**Task description:** Repeat the listing in full, exactly as it stands.

**Records supplied:**
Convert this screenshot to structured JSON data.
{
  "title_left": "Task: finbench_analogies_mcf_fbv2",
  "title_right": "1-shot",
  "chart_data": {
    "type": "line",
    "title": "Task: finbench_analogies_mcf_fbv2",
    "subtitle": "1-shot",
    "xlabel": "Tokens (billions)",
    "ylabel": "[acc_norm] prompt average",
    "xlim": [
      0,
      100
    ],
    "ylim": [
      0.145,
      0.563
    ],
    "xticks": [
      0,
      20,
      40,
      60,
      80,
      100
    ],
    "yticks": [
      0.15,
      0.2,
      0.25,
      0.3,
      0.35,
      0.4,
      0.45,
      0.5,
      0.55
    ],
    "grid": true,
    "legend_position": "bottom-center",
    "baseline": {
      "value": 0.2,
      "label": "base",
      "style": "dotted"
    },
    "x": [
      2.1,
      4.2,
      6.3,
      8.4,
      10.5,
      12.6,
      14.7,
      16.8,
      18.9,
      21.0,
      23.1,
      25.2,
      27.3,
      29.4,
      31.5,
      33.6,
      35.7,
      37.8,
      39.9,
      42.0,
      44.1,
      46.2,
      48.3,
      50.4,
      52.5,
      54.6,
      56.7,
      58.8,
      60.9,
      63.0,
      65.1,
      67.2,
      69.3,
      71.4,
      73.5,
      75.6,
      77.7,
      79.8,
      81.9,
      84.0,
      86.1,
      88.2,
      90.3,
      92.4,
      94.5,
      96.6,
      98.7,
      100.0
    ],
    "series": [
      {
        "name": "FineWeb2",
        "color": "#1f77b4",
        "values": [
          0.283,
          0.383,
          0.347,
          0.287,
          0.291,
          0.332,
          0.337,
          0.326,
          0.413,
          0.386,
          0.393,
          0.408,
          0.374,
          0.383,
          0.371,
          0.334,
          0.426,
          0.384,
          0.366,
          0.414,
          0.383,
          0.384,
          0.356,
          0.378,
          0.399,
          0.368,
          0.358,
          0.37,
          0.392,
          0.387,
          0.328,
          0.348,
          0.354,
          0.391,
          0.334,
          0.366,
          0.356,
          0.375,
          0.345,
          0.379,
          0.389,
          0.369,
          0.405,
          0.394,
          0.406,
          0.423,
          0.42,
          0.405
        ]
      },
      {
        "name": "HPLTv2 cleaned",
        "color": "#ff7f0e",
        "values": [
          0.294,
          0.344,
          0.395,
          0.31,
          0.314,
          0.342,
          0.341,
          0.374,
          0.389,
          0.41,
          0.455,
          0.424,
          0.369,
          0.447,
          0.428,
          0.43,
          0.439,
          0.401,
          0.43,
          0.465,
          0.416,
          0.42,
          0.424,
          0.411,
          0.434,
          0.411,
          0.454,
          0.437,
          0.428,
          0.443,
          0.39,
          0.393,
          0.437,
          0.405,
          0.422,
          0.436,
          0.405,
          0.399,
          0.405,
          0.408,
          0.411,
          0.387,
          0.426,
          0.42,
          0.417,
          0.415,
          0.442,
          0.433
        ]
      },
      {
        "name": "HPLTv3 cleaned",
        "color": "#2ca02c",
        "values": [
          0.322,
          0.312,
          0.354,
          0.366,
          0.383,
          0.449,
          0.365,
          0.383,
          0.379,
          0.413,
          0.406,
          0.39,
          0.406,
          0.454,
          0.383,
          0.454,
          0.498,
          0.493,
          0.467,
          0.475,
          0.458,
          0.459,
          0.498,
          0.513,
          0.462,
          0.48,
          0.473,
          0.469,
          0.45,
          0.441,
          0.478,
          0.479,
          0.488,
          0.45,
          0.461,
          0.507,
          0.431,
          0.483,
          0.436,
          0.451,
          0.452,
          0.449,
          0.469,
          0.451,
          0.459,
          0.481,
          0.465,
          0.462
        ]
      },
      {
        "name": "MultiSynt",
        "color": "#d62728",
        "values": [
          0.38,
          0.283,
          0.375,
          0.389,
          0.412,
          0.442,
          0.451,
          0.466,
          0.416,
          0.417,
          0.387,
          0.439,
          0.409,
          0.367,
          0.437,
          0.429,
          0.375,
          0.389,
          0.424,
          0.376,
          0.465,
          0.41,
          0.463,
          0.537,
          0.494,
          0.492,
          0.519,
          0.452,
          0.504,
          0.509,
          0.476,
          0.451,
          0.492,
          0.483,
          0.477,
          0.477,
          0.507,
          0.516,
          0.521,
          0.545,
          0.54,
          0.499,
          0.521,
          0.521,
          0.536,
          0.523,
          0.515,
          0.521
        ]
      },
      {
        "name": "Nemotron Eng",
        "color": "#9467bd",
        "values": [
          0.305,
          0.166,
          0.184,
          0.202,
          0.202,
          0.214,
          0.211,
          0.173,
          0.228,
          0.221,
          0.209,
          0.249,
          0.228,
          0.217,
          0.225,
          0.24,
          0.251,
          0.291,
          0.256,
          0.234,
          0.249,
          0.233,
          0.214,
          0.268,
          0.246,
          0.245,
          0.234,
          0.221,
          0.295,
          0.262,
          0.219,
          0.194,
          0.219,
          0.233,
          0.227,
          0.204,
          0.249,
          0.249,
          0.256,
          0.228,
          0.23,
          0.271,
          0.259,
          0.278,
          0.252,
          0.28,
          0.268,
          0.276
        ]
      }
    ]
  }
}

**Expected answer:**
Convert this screenshot to structured JSON data.
{
  "title_left": "Task: finbench_analogies_mcf_fbv2",
  "title_right": "1-shot",
  "chart_data": {
    "type": "line",
    "title": "Task: finbench_analogies_mcf_fbv2",
    "subtitle": "1-shot",
    "xlabel": "Tokens (billions)",
    "ylabel": "[acc_norm] prompt average",
    "xlim": [
      0,
      100
    ],
    "ylim": [
      0.145,
      0.563
    ],
    "xticks": [
      0,
      20,
      40,
      60,
      80,
      100
    ],
    "yticks": [
      0.15,
      0.2,
      0.25,
      0.3,
      0.35,
      0.4,
      0.45,
      0.5,
      0.55
    ],
    "grid": true,
    "legend_position": "bottom-center",
    "baseline": {
      "value": 0.2,
      "label": "base",
      "style": "dotted"
    },
    "x": [
      2.1,
      4.2,
      6.3,
      8.4,
      10.5,
      12.6,
      14.7,
      16.8,
      18.9,
      21.0,
      23.1,
      25.2,
      27.3,
      29.4,
      31.5,
      33.6,
      35.7,
      37.8,
      39.9,
      42.0,
      44.1,
      46.2,
      48.3,
      50.4,
      52.5,
      54.6,
      56.7,
      58.8,
      60.9,
      63.0,
      65.1,
      67.2,
      69.3,
      71.4,
      73.5,
      75.6,
      77.7,
      79.8,
      81.9,
      84.0,
      86.1,
      88.2,
      90.3,
      92.4,
      94.5,
      96.6,
      98.7,
      100.0
    ],
    "series": [
      {
        "name": "FineWeb2",
        "color": "#1f77b4",
        "values": [
          0.283,
          0.383,
          0.347,
          0.287,
          0.291,
          0.332,
          0.337,
          0.326,
          0.413,
          0.386,
          0.393,
          0.408,
          0.374,
          0.383,
          0.371,
          0.334,
          0.426,
          0.384,
          0.366,
          0.414,
          0.383,
          0.384,
          0.356,
          0.378,
          0.399,
          0.368,
          0.358,
          0.37,
          0.392,
          0.387,
          0.328,
          0.348,
          0.354,
          0.391,
          0.334,
          0.366,
          0.356,
          0.375,
          0.345,
          0.379,
          0.389,
          0.369,
          0.405,
          0.394,
          0.406,
          0.423,
          0.42,
          0.405
        ]
      },
      {
        "name": "HPLTv2 cleaned",
        "color": "#ff7f0e",
        "values": [
          0.294,
          0.344,
          0.395,
          0.31,
          0.314,
          0.342,
          0.341,
          0.374,
          0.389,
          0.41,
          0.455,
          0.424,
          0.369,
          0.447,
          0.428,
          0.43,
          0.439,
          0.401,
          0.43,
          0.465,
          0.416,
          0.42,
          0.424,
          0.411,
          0.434,
          0.411,
          0.454,
          0.437,
          0.428,
          0.443,
          0.39,
          0.393,
          0.437,
          0.405,
          0.422,
          0.436,
          0.405,
          0.399,
          0.405,
          0.408,
          0.411,
          0.387,
          0.426,
          0.42,
          0.417,
          0.415,
          0.442,
          0.433
        ]
      },
      {
        "name": "HPLTv3 cleaned",
        "color": "#2ca02c",
        "values": [
          0.322,
          0.312,
          0.354,
          0.366,
          0.383,
          0.449,
          0.365,
          0.383,
          0.379,
          0.413,
          0.406,
          0.39,
          0.406,
          0.454,
          0.383,
          0.454,
          0.498,
          0.493,
          0.467,
          0.475,
          0.458,
          0.459,
          0.498,
          0.513,
          0.462,
          0.48,
          0.473,
          0.469,
          0.45,
          0.441,
          0.478,
          0.479,
          0.488,
          0.45,
          0.461,
          0.507,
          0.431,
          0.483,
          0.436,
          0.451,
          0.452,
          0.449,
          0.469,
          0.451,
          0.459,
          0.481,
          0.465,
          0.462
        ]
      },
      {
        "name": "MultiSynt",
        "color": "#d62728",
        "values": [
          0.38,
          0.283,
          0.375,
          0.389,
          0.412,
          0.442,
          0.451,
          0.466,
          0.416,
          0.417,
          0.387,
          0.439,
          0.409,
          0.367,
          0.437,
          0.429,
          0.375,
          0.389,
          0.424,
          0.376,
          0.465,
          0.41,
          0.463,
          0.537,
          0.494,
          0.492,
          0.519,
          0.452,
          0.504,
          0.509,
          0.476,
          0.451,
          0.492,
          0.483,
          0.477,
          0.477,
          0.507,
          0.516,
          0.521,
          0.545,
          0.54,
          0.499,
          0.521,
          0.521,
          0.536,
          0.523,
          0.515,
          0.521
        ]
      },
      {
        "name": "Nemotron Eng",
        "color": "#9467bd",
        "values": [
          0.305,
          0.166,
          0.184,
          0.202,
          0.202,
          0.214,
          0.211,
          0.173,
          0.228,
          0.221,
          0.209,
          0.249,
          0.228,
          0.217,
          0.225,
          0.24,
          0.251,
          0.291,
          0.256,
          0.234,
          0.249,
          0.233,
          0.214,
          0.268,
          0.246,
          0.245,
          0.234,
          0.221,
          0.295,
          0.262,
          0.219,
          0.194,
          0.219,
          0.233,
          0.227,
          0.204,
          0.249,
          0.249,
          0.256,
          0.228,
          0.23,
          0.271,
          0.259,
          0.278,
          0.252,
          0.28,
          0.268,
          0.276
        ]
      }
    ]
  }
}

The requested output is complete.